-- start Given data --
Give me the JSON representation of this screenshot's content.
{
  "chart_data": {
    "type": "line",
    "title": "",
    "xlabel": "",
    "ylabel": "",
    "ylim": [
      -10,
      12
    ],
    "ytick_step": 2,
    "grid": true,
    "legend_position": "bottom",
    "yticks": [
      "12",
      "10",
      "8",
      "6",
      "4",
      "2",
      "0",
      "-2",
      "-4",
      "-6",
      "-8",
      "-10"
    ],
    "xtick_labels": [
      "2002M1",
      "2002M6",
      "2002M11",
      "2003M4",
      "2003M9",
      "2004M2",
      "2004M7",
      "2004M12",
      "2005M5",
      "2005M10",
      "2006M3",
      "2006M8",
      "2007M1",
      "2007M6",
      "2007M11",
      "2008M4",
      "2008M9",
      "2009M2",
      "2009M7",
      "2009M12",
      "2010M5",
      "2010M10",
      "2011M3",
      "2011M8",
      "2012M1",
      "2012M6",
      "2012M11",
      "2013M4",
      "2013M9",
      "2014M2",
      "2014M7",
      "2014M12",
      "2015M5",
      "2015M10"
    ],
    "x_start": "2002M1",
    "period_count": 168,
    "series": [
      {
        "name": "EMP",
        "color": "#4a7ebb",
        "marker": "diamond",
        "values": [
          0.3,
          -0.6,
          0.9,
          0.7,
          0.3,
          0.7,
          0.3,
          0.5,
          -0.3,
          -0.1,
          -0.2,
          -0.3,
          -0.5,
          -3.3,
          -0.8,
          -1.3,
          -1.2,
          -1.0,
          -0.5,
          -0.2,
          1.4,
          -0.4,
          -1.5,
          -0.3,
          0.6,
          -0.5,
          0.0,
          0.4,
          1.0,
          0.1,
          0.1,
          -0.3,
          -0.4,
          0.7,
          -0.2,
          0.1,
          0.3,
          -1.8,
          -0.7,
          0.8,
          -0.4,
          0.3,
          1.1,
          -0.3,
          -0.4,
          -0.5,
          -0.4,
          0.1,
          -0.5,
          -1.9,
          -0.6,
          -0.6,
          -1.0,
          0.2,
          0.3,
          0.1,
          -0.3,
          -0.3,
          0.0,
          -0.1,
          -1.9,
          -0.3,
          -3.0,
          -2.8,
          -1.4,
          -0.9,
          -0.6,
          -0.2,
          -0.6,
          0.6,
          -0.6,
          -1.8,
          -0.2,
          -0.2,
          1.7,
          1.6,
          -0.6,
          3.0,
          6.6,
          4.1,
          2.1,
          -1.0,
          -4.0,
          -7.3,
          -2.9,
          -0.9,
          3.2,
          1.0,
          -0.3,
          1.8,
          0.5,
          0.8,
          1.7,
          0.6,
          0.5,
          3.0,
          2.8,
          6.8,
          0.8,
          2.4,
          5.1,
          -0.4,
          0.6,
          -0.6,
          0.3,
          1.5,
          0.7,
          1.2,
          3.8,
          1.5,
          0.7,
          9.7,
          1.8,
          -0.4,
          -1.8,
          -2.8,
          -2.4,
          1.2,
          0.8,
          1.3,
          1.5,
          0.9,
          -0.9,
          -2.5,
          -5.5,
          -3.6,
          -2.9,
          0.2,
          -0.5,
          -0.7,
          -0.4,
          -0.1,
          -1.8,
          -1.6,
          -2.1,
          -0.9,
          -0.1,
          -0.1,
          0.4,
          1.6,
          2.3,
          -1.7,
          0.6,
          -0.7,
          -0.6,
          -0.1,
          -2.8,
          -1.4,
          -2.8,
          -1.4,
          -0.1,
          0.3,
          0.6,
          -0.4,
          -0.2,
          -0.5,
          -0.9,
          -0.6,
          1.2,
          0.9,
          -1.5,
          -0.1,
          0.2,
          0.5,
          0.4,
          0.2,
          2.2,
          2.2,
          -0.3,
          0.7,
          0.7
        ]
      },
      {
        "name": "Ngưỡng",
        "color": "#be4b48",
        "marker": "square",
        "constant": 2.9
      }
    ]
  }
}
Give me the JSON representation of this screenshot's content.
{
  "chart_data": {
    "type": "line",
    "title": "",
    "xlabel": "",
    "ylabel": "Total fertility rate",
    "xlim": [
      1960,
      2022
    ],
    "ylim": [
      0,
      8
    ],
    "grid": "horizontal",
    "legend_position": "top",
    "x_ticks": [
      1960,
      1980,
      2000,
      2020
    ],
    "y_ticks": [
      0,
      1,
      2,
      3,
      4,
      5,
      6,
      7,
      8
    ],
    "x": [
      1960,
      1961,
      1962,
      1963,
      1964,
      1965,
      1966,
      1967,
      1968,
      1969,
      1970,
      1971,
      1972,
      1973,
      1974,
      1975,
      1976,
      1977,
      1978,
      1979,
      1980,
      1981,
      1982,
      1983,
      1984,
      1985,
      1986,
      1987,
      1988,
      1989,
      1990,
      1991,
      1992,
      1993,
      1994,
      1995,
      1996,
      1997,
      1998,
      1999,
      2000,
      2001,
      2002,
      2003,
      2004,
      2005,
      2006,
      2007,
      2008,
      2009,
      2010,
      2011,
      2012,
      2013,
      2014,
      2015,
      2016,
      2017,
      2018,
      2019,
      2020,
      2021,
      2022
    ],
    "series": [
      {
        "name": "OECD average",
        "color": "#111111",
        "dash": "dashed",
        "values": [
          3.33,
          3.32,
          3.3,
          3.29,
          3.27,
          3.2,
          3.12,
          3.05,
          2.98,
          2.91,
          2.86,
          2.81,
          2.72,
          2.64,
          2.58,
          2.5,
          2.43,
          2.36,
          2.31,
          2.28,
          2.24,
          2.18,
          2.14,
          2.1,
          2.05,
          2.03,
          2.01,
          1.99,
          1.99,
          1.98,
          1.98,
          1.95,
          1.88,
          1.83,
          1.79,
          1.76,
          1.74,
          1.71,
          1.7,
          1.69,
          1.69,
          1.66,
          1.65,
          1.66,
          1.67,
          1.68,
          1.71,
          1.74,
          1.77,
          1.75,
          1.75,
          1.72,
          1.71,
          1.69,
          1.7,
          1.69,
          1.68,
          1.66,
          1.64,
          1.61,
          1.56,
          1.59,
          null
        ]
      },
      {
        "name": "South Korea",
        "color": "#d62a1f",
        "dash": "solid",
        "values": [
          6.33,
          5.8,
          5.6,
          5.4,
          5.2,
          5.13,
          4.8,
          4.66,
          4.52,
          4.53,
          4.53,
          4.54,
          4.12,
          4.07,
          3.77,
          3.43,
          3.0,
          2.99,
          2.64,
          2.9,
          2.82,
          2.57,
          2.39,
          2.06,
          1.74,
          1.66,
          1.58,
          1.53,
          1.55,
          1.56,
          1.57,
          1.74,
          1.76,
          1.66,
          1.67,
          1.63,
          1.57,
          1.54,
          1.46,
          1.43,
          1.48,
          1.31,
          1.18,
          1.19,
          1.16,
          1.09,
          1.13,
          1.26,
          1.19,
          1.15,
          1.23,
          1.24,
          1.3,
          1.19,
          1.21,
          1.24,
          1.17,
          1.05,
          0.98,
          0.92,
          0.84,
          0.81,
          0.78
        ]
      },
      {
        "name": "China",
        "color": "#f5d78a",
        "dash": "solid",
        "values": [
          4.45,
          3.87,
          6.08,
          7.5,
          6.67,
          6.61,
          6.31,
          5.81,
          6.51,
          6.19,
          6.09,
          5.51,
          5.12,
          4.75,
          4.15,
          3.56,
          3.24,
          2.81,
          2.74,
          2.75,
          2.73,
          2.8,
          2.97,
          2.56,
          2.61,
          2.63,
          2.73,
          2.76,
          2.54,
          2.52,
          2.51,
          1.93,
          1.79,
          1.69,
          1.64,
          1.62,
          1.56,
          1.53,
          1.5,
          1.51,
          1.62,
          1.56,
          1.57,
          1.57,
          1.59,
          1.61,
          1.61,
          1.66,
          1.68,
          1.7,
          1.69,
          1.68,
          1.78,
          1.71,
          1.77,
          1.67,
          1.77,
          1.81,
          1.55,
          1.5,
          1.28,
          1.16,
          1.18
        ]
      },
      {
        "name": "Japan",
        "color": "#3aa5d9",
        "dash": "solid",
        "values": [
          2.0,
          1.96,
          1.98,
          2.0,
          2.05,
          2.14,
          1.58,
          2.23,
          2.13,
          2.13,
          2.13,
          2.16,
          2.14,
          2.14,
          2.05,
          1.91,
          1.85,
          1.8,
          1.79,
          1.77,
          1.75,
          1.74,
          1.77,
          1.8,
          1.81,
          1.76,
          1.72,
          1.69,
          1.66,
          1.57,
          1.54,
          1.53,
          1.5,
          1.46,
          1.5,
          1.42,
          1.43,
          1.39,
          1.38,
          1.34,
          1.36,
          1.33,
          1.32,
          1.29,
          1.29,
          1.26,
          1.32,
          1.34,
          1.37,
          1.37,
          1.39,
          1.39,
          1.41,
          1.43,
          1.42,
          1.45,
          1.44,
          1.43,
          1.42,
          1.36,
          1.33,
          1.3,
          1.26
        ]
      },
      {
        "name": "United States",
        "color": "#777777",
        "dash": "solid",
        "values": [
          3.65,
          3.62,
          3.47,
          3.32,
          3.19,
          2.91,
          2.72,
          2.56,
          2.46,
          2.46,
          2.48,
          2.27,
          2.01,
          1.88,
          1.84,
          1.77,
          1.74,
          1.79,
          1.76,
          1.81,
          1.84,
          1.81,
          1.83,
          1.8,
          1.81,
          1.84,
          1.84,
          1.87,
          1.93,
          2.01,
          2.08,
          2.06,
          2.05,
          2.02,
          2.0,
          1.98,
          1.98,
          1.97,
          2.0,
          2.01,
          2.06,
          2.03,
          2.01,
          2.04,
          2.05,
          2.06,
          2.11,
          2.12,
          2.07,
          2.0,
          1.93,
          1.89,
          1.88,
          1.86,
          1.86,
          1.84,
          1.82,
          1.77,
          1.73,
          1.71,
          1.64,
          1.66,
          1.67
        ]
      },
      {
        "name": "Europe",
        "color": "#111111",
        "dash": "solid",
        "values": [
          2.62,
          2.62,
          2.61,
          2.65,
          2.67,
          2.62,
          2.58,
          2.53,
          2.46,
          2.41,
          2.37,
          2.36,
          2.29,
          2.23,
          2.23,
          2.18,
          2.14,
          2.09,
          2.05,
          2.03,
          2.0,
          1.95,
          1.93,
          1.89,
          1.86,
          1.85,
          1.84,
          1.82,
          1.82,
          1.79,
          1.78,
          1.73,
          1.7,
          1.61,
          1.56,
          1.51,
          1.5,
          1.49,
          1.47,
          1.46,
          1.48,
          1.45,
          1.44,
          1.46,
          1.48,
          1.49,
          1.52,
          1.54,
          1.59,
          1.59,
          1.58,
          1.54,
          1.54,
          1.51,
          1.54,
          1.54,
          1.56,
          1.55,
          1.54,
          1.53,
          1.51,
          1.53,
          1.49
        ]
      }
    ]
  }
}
-- end Given data --
To do:
Copy every line of the listing that contains the word "name".

Answer to this task:
        "name": "EMP",
        "name": "Ngưỡng",
        "name": "OECD average",
        "name": "South Korea",
        "name": "China",
        "name": "Japan",
        "name": "United States",
        "name": "Europe",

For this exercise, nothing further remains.